# GIVEN RECORDS
╭──
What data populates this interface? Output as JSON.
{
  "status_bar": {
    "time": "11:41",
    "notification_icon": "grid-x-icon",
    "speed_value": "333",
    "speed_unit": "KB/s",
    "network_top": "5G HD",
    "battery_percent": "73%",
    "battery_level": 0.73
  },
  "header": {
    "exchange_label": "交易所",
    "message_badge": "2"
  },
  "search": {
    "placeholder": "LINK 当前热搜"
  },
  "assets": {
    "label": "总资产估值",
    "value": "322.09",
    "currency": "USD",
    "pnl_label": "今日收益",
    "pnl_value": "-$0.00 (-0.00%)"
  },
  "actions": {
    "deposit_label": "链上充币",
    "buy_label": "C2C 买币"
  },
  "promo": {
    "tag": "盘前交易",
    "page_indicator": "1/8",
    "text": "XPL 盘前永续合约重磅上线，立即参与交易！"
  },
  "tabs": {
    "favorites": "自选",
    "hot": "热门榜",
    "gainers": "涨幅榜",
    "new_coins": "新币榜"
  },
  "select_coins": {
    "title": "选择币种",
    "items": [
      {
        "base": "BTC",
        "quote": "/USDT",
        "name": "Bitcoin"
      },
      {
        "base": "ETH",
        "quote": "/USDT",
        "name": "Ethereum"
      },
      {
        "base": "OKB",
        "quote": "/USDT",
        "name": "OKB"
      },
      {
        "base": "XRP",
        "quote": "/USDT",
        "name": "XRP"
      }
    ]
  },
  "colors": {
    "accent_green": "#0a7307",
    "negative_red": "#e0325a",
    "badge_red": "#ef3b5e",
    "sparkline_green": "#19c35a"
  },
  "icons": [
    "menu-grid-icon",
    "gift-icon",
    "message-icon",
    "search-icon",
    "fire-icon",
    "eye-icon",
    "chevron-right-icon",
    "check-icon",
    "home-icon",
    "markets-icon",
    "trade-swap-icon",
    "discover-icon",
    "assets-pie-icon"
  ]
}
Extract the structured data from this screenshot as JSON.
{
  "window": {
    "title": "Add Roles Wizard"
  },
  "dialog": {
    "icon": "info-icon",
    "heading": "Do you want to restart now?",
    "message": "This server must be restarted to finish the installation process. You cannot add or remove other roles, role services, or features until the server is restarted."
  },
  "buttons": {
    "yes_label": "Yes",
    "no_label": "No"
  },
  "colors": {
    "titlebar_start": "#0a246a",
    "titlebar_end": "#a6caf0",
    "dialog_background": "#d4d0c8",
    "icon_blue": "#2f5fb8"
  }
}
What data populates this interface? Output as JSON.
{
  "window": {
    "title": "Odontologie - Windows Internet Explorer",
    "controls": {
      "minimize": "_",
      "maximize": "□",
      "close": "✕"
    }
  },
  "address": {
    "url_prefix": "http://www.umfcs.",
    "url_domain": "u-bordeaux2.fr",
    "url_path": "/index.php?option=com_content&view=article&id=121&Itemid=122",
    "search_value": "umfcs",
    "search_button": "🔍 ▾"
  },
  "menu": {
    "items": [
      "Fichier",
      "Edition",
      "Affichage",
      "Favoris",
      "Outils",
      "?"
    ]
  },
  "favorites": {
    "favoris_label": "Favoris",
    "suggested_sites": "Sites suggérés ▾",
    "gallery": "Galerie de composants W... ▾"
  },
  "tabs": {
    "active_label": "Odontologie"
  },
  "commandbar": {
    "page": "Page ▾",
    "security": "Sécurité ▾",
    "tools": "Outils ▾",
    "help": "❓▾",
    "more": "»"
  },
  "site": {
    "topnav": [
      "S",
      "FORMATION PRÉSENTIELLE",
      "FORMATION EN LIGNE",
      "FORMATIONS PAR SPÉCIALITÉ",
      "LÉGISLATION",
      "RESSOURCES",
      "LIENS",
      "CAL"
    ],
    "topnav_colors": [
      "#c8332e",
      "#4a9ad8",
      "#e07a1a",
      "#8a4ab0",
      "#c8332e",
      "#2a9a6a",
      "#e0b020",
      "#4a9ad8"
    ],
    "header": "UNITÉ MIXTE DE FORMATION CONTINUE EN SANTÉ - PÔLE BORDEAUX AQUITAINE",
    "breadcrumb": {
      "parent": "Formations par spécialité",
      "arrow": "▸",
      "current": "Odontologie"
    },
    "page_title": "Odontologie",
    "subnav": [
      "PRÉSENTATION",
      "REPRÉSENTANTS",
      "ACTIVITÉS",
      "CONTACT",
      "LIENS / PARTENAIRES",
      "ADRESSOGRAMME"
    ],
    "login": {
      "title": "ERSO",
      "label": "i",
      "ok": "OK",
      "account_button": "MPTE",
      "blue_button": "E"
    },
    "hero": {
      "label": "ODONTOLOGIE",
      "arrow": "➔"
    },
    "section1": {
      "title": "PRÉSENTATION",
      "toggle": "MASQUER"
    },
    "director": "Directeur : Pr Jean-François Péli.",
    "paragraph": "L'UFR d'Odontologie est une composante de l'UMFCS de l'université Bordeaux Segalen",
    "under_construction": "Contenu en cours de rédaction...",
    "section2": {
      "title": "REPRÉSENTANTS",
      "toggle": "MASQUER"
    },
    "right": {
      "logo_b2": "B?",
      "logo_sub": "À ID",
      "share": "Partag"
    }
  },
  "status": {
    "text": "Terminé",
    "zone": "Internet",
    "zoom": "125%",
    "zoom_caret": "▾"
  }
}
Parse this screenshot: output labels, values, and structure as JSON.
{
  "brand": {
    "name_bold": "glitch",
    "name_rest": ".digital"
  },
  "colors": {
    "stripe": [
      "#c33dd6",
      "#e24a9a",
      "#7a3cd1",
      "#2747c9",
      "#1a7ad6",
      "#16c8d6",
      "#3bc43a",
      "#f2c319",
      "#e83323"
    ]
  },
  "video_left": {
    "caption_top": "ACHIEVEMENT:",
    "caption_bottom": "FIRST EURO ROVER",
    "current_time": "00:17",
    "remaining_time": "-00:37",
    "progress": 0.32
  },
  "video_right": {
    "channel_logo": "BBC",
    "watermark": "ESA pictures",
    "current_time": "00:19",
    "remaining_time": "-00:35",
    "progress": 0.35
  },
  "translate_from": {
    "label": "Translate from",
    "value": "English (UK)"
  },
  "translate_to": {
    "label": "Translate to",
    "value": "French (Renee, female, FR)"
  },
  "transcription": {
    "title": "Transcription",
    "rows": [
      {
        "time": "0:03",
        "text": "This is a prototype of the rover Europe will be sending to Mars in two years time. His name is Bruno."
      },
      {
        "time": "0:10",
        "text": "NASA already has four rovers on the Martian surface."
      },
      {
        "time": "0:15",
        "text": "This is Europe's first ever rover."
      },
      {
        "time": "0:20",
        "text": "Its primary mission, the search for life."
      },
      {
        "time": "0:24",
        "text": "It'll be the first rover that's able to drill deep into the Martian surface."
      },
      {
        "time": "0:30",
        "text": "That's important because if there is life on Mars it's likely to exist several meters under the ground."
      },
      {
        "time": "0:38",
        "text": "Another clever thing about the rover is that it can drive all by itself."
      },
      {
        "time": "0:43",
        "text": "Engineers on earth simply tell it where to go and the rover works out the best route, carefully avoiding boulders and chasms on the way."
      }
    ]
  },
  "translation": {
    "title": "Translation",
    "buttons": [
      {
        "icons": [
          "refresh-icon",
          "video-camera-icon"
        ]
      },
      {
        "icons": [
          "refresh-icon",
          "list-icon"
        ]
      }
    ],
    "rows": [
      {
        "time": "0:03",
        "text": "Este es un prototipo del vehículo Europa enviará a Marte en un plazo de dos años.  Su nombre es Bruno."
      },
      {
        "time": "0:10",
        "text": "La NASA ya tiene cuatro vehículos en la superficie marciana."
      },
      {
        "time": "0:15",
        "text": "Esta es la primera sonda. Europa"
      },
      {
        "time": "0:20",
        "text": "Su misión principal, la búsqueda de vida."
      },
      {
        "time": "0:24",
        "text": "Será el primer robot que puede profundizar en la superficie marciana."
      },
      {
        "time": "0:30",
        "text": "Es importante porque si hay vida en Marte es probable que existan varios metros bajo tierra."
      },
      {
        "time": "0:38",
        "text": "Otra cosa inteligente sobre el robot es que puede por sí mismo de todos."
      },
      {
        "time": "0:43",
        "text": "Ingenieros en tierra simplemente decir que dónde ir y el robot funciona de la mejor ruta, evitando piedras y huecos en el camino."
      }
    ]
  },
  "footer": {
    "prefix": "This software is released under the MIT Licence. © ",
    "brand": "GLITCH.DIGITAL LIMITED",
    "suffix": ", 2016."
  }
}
╰──
# WORK TO BE COMPLETED
Find the word "Europa" in the data and copy out each line where it turns up.

# ANSWER TO THE TASK
        "text": "Este es un prototipo del vehículo Europa enviará a Marte en un plazo de dos años.  Su nombre es Bruno."
        "text": "Esta es la primera sonda. Europa"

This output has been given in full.